## Task statement:
Where a line holds the string "icon", return that line.

=== Data provided ===

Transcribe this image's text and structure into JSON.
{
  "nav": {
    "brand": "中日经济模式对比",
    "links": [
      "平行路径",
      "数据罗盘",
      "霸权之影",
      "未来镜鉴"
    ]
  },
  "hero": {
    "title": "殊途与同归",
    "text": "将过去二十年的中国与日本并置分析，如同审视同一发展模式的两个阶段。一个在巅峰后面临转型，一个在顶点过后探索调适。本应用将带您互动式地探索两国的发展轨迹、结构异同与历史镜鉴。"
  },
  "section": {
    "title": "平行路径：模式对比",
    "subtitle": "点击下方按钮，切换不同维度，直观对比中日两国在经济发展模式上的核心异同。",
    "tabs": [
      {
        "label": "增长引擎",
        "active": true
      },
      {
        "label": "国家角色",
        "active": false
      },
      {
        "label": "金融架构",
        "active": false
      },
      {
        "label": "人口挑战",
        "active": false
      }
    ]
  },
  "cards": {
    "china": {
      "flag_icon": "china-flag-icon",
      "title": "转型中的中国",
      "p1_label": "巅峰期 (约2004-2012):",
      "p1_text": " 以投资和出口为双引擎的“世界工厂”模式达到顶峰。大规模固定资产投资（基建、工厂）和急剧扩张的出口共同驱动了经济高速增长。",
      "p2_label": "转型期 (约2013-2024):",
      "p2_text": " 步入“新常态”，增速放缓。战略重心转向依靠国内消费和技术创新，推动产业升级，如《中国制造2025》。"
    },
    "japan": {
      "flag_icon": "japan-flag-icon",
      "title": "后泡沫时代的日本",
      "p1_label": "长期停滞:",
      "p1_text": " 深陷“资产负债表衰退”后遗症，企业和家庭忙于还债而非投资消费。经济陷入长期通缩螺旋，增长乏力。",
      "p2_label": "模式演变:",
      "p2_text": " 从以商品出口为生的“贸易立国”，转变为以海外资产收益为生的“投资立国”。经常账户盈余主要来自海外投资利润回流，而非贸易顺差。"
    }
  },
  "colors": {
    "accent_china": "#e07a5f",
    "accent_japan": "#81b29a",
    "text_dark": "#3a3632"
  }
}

===
=== Data provided ===

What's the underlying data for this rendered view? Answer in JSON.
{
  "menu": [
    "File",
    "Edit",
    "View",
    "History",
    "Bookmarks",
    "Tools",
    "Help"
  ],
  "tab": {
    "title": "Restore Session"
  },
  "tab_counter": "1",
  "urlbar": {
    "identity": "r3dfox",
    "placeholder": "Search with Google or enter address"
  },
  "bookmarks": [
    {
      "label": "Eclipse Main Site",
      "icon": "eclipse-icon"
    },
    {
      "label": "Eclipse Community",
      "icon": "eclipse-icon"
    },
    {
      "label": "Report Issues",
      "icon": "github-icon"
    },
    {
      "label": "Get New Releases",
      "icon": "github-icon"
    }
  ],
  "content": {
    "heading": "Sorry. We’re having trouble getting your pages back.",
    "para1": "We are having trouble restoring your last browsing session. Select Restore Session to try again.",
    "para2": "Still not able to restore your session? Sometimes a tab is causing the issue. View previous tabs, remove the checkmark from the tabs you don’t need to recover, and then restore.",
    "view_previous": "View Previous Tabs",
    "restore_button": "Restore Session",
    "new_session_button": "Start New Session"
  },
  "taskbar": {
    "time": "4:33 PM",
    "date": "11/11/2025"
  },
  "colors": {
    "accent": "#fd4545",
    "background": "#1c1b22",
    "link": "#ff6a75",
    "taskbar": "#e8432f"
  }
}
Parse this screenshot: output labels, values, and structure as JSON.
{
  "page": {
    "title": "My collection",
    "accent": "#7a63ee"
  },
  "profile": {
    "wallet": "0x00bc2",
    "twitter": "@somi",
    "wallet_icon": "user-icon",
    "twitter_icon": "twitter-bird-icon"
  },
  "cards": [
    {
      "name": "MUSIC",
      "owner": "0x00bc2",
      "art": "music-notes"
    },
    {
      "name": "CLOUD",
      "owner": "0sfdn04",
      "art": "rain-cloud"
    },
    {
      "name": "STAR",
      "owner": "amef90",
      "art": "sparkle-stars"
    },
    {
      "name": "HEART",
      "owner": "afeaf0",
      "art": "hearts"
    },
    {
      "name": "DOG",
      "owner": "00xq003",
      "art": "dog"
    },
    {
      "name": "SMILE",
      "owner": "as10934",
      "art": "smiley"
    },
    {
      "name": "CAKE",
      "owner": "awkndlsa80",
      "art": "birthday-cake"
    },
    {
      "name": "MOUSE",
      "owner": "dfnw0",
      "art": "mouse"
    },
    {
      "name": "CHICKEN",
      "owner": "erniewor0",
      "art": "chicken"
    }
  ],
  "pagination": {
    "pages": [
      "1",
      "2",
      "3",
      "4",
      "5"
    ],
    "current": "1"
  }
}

===

## Exercise result:
      "flag_icon": "china-flag-icon",
      "flag_icon": "japan-flag-icon",
      "icon": "eclipse-icon"
      "icon": "eclipse-icon"
      "icon": "github-icon"
      "icon": "github-icon"
    "wallet_icon": "user-icon",
    "twitter_icon": "twitter-bird-icon"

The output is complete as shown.